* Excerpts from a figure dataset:
※
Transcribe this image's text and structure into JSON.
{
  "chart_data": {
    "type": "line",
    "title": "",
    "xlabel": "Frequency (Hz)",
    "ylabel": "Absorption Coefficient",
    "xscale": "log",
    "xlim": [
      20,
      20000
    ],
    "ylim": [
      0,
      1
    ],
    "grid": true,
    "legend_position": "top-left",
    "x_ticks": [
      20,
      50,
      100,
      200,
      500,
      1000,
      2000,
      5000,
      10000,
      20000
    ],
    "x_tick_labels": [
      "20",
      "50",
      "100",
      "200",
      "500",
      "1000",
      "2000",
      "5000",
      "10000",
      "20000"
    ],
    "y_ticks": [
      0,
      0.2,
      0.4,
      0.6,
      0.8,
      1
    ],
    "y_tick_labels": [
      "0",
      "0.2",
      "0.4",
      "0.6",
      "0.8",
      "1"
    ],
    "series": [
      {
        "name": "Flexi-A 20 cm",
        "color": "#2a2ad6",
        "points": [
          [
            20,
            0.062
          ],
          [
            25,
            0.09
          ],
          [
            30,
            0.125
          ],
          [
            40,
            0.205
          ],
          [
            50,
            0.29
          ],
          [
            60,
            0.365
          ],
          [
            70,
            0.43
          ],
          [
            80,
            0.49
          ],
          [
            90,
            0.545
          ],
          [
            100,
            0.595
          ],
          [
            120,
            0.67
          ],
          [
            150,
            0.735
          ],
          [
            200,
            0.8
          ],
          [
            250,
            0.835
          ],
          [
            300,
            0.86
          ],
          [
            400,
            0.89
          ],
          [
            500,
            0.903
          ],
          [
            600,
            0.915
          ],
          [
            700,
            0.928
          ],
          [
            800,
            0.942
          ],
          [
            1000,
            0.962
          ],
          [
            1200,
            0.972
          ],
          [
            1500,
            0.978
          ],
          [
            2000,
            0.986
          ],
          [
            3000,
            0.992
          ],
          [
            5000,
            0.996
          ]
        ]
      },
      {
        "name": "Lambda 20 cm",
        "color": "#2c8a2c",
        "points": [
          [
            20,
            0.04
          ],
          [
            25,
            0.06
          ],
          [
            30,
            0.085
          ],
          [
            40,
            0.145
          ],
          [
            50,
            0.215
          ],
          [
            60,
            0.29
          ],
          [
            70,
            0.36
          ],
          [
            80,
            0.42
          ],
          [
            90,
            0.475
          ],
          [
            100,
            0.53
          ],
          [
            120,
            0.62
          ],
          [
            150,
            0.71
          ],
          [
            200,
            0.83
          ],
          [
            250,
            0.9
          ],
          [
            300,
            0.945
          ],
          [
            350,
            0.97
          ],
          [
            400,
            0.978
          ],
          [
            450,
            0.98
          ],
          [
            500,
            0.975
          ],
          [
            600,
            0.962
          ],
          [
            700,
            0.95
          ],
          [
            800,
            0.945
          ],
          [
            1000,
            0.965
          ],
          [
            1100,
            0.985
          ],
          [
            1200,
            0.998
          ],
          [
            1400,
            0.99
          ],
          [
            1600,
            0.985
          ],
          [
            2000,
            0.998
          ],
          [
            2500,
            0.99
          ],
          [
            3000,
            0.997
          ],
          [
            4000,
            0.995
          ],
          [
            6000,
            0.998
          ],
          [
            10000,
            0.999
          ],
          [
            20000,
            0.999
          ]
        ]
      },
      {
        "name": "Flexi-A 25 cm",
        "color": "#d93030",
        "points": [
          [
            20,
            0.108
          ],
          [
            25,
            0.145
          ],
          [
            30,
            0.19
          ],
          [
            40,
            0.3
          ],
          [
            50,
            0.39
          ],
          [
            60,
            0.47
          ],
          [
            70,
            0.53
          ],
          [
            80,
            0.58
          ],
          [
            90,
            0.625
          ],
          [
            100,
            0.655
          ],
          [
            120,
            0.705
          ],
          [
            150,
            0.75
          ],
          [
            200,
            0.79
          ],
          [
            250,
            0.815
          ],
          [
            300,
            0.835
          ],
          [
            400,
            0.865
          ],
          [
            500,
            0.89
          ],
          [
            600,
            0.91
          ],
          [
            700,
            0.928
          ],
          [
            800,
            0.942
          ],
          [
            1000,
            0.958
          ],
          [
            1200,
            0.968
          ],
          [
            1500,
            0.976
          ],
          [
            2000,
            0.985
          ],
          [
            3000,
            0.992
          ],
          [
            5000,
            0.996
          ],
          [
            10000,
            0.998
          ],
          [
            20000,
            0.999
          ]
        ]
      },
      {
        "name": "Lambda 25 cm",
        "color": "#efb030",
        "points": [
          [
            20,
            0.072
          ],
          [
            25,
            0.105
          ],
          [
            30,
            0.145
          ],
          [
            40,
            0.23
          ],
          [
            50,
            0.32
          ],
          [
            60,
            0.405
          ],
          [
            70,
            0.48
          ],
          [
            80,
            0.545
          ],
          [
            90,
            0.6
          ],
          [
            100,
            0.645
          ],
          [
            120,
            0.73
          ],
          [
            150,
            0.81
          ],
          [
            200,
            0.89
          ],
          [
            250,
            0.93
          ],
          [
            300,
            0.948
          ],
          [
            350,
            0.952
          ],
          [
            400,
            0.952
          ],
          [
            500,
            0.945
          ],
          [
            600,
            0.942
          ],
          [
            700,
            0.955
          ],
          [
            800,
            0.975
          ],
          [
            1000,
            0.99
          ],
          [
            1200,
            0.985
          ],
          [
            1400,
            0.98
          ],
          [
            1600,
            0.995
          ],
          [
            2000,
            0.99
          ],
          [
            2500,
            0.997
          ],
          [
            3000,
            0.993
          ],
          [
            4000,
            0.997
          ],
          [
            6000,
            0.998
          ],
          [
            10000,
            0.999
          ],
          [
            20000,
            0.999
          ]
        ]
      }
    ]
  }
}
※
* EXERCISE DIRECTIONS:
Reproduce each entry above exactly, keeping every word.

* TASK RESPONSE:
Transcribe this image's text and structure into JSON.
{
  "chart_data": {
    "type": "line",
    "title": "",
    "xlabel": "Frequency (Hz)",
    "ylabel": "Absorption Coefficient",
    "xscale": "log",
    "xlim": [
      20,
      20000
    ],
    "ylim": [
      0,
      1
    ],
    "grid": true,
    "legend_position": "top-left",
    "x_ticks": [
      20,
      50,
      100,
      200,
      500,
      1000,
      2000,
      5000,
      10000,
      20000
    ],
    "x_tick_labels": [
      "20",
      "50",
      "100",
      "200",
      "500",
      "1000",
      "2000",
      "5000",
      "10000",
      "20000"
    ],
    "y_ticks": [
      0,
      0.2,
      0.4,
      0.6,
      0.8,
      1
    ],
    "y_tick_labels": [
      "0",
      "0.2",
      "0.4",
      "0.6",
      "0.8",
      "1"
    ],
    "series": [
      {
        "name": "Flexi-A 20 cm",
        "color": "#2a2ad6",
        "points": [
          [
            20,
            0.062
          ],
          [
            25,
            0.09
          ],
          [
            30,
            0.125
          ],
          [
            40,
            0.205
          ],
          [
            50,
            0.29
          ],
          [
            60,
            0.365
          ],
          [
            70,
            0.43
          ],
          [
            80,
            0.49
          ],
          [
            90,
            0.545
          ],
          [
            100,
            0.595
          ],
          [
            120,
            0.67
          ],
          [
            150,
            0.735
          ],
          [
            200,
            0.8
          ],
          [
            250,
            0.835
          ],
          [
            300,
            0.86
          ],
          [
            400,
            0.89
          ],
          [
            500,
            0.903
          ],
          [
            600,
            0.915
          ],
          [
            700,
            0.928
          ],
          [
            800,
            0.942
          ],
          [
            1000,
            0.962
          ],
          [
            1200,
            0.972
          ],
          [
            1500,
            0.978
          ],
          [
            2000,
            0.986
          ],
          [
            3000,
            0.992
          ],
          [
            5000,
            0.996
          ]
        ]
      },
      {
        "name": "Lambda 20 cm",
        "color": "#2c8a2c",
        "points": [
          [
            20,
            0.04
          ],
          [
            25,
            0.06
          ],
          [
            30,
            0.085
          ],
          [
            40,
            0.145
          ],
          [
            50,
            0.215
          ],
          [
            60,
            0.29
          ],
          [
            70,
            0.36
          ],
          [
            80,
            0.42
          ],
          [
            90,
            0.475
          ],
          [
            100,
            0.53
          ],
          [
            120,
            0.62
          ],
          [
            150,
            0.71
          ],
          [
            200,
            0.83
          ],
          [
            250,
            0.9
          ],
          [
            300,
            0.945
          ],
          [
            350,
            0.97
          ],
          [
            400,
            0.978
          ],
          [
            450,
            0.98
          ],
          [
            500,
            0.975
          ],
          [
            600,
            0.962
          ],
          [
            700,
            0.95
          ],
          [
            800,
            0.945
          ],
          [
            1000,
            0.965
          ],
          [
            1100,
            0.985
          ],
          [
            1200,
            0.998
          ],
          [
            1400,
            0.99
          ],
          [
            1600,
            0.985
          ],
          [
            2000,
            0.998
          ],
          [
            2500,
            0.99
          ],
          [
            3000,
            0.997
          ],
          [
            4000,
            0.995
          ],
          [
            6000,
            0.998
          ],
          [
            10000,
            0.999
          ],
          [
            20000,
            0.999
          ]
        ]
      },
      {
        "name": "Flexi-A 25 cm",
        "color": "#d93030",
        "points": [
          [
            20,
            0.108
          ],
          [
            25,
            0.145
          ],
          [
            30,
            0.19
          ],
          [
            40,
            0.3
          ],
          [
            50,
            0.39
          ],
          [
            60,
            0.47
          ],
          [
            70,
            0.53
          ],
          [
            80,
            0.58
          ],
          [
            90,
            0.625
          ],
          [
            100,
            0.655
          ],
          [
            120,
            0.705
          ],
          [
            150,
            0.75
          ],
          [
            200,
            0.79
          ],
          [
            250,
            0.815
          ],
          [
            300,
            0.835
          ],
          [
            400,
            0.865
          ],
          [
            500,
            0.89
          ],
          [
            600,
            0.91
          ],
          [
            700,
            0.928
          ],
          [
            800,
            0.942
          ],
          [
            1000,
            0.958
          ],
          [
            1200,
            0.968
          ],
          [
            1500,
            0.976
          ],
          [
            2000,
            0.985
          ],
          [
            3000,
            0.992
          ],
          [
            5000,
            0.996
          ],
          [
            10000,
            0.998
          ],
          [
            20000,
            0.999
          ]
        ]
      },
      {
        "name": "Lambda 25 cm",
        "color": "#efb030",
        "points": [
          [
            20,
            0.072
          ],
          [
            25,
            0.105
          ],
          [
            30,
            0.145
          ],
          [
            40,
            0.23
          ],
          [
            50,
            0.32
          ],
          [
            60,
            0.405
          ],
          [
            70,
            0.48
          ],
          [
            80,
            0.545
          ],
          [
            90,
            0.6
          ],
          [
            100,
            0.645
          ],
          [
            120,
            0.73
          ],
          [
            150,
            0.81
          ],
          [
            200,
            0.89
          ],
          [
            250,
            0.93
          ],
          [
            300,
            0.948
          ],
          [
            350,
            0.952
          ],
          [
            400,
            0.952
          ],
          [
            500,
            0.945
          ],
          [
            600,
            0.942
          ],
          [
            700,
            0.955
          ],
          [
            800,
            0.975
          ],
          [
            1000,
            0.99
          ],
          [
            1200,
            0.985
          ],
          [
            1400,
            0.98
          ],
          [
            1600,
            0.995
          ],
          [
            2000,
            0.99
          ],
          [
            2500,
            0.997
          ],
          [
            3000,
            0.993
          ],
          [
            4000,
            0.997
          ],
          [
            6000,
            0.998
          ],
          [
            10000,
            0.999
          ],
          [
            20000,
            0.999
          ]
        ]
      }
    ]
  }
}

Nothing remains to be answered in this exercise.